═══ DATA FOR THE TASK

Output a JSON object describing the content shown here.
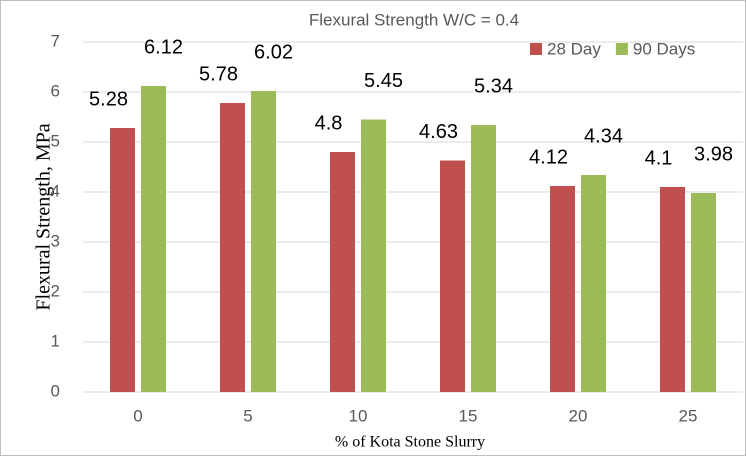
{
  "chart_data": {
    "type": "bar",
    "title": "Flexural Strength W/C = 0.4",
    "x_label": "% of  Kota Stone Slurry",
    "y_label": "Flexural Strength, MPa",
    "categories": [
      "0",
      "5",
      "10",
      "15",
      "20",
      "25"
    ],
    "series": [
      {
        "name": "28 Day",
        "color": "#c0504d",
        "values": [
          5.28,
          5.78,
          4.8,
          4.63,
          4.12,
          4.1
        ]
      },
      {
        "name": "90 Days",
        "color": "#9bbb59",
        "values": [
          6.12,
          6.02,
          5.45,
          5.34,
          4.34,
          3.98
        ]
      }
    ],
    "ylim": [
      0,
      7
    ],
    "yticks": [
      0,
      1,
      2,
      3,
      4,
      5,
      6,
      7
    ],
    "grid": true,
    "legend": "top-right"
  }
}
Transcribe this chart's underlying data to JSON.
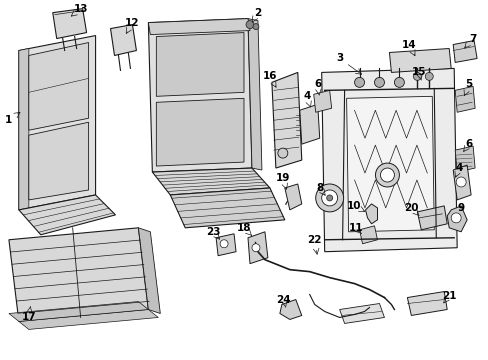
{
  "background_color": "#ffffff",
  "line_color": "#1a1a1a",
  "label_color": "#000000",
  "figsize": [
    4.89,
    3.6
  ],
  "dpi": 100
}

══════
═══ DATA FOR THE TASK

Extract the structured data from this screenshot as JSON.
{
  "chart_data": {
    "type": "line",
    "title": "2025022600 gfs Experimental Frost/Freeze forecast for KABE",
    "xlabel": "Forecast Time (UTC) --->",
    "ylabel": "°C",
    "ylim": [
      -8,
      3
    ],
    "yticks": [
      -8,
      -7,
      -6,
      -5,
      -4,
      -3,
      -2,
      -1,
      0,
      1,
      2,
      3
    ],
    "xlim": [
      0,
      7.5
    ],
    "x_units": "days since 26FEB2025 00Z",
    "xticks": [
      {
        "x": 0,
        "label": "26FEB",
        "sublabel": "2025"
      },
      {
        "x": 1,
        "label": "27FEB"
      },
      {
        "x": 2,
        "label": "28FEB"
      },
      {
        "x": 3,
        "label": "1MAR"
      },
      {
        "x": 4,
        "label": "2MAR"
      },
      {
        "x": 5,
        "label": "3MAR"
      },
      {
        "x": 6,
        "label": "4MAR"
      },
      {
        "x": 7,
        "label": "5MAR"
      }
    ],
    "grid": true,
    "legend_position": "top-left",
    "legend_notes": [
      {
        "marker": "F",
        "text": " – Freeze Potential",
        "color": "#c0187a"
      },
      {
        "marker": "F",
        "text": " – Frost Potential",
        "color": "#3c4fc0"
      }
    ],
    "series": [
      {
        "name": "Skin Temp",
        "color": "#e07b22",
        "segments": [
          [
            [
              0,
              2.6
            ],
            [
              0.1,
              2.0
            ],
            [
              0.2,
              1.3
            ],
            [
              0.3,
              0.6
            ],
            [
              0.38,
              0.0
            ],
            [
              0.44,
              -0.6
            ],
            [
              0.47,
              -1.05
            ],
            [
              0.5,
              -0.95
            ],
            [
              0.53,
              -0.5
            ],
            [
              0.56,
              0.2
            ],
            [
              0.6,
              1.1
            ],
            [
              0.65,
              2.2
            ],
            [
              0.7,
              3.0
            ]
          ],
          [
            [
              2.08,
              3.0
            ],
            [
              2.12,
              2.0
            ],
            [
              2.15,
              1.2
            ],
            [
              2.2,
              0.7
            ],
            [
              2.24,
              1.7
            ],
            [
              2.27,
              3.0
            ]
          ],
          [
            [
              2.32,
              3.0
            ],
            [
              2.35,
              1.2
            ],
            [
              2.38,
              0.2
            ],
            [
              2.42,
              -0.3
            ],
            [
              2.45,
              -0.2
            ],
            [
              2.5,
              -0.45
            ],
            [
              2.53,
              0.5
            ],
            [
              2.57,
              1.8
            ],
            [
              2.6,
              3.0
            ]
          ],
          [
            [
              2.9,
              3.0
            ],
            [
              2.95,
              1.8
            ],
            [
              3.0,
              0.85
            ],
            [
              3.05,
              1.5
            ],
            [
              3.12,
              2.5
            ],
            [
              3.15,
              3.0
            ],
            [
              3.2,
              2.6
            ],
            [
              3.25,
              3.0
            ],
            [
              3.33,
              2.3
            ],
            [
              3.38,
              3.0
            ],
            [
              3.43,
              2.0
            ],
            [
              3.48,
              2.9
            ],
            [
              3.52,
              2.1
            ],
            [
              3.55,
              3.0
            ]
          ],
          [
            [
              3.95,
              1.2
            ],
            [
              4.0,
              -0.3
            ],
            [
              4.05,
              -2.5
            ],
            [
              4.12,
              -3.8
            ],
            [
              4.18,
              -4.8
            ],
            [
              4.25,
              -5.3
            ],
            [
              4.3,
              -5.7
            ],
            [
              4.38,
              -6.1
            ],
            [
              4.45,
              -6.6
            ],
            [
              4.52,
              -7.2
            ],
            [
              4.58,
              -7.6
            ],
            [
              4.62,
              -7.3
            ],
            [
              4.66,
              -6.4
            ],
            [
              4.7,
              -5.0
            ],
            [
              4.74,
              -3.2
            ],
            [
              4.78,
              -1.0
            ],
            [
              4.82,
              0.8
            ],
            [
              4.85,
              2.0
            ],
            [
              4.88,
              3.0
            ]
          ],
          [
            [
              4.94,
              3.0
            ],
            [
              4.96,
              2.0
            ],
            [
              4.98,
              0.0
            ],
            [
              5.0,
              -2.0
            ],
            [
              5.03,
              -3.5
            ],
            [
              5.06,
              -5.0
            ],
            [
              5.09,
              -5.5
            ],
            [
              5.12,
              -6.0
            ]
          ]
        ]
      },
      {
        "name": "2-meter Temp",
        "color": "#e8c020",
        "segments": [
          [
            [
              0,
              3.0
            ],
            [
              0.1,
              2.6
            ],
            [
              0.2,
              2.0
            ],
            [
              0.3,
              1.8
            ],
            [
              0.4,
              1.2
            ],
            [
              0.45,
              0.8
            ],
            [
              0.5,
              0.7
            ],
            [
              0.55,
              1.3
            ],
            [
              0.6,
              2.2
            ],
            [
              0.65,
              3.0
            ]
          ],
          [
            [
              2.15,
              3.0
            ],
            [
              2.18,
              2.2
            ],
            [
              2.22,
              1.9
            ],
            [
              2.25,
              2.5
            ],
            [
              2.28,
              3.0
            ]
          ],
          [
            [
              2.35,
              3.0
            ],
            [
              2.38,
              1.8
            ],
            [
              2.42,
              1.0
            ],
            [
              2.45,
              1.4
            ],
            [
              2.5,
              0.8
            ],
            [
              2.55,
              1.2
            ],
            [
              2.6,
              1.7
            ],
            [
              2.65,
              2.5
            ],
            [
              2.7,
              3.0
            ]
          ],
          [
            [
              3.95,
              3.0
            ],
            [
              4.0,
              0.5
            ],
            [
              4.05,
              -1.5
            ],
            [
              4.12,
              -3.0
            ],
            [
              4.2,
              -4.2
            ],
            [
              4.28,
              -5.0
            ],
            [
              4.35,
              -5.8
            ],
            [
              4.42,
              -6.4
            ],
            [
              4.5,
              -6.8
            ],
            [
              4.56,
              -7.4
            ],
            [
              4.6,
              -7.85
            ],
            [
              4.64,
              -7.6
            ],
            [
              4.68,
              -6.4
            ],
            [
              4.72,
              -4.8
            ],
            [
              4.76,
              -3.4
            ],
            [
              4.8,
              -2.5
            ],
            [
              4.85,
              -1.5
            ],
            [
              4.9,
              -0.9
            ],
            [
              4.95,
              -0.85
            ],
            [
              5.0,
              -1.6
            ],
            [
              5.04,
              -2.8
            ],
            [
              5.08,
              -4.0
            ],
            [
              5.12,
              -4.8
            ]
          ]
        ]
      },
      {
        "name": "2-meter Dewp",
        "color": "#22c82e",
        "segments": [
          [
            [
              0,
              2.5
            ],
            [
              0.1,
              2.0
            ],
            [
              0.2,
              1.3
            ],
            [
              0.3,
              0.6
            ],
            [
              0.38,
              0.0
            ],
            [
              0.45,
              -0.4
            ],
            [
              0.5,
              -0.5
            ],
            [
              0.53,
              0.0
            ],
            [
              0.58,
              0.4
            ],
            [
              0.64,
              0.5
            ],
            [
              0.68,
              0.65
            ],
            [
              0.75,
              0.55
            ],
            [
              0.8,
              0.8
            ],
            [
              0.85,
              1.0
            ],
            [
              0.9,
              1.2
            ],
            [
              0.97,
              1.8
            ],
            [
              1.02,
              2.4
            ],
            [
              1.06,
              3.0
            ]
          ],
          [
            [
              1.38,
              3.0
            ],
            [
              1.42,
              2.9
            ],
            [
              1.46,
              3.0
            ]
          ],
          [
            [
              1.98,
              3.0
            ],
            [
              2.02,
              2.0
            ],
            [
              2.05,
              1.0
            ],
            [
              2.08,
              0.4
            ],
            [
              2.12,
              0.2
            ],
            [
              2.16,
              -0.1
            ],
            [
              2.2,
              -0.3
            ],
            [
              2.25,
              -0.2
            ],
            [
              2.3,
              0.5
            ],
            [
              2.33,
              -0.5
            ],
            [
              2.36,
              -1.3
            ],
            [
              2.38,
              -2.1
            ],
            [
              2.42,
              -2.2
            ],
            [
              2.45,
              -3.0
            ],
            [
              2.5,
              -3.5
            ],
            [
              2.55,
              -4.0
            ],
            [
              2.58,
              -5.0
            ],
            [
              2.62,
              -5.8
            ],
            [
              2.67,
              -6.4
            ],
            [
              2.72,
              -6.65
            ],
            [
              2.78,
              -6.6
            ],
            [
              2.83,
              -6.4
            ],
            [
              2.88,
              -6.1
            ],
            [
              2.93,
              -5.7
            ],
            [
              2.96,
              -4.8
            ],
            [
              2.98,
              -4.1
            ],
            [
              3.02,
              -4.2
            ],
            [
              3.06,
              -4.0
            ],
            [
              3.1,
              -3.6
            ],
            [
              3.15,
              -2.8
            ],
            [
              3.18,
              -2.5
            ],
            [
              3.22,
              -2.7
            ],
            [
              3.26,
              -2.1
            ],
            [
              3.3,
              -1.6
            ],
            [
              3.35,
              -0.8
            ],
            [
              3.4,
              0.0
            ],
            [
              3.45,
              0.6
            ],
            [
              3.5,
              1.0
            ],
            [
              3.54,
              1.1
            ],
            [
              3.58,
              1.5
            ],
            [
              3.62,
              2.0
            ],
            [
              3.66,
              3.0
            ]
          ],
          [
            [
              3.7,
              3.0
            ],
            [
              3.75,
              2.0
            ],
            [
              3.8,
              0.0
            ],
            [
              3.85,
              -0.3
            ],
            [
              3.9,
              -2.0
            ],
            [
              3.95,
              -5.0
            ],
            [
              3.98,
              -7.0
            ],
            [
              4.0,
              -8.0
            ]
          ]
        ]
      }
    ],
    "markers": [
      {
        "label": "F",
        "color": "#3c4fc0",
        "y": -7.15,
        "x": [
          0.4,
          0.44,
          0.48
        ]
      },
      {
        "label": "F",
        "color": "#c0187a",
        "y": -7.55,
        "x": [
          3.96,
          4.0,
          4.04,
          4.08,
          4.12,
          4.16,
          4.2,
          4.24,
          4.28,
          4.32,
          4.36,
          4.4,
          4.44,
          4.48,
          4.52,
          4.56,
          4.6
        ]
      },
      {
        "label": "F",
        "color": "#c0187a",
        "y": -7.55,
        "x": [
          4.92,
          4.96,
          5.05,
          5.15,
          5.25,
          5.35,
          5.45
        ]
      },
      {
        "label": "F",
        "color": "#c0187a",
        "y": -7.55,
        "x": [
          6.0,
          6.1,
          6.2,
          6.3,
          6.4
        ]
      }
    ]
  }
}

══════
═══ DATA FOR THE TASK

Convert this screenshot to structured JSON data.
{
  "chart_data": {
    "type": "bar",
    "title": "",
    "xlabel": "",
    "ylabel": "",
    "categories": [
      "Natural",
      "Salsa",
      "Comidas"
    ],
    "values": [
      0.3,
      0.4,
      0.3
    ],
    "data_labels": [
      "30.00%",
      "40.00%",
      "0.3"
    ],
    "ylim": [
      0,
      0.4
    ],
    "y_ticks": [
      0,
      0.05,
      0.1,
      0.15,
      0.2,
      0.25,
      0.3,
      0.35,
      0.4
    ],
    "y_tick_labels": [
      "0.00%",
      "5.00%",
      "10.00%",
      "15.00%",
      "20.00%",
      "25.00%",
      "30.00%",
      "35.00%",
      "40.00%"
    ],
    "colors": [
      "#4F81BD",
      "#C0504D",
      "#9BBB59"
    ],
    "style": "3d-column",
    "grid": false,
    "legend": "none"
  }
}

══════

* PROBLEM DESCRIPTION *
Among the lines of the records above, count those holding the string "structured", and report only the number.

* EXERCISE RESULT *
2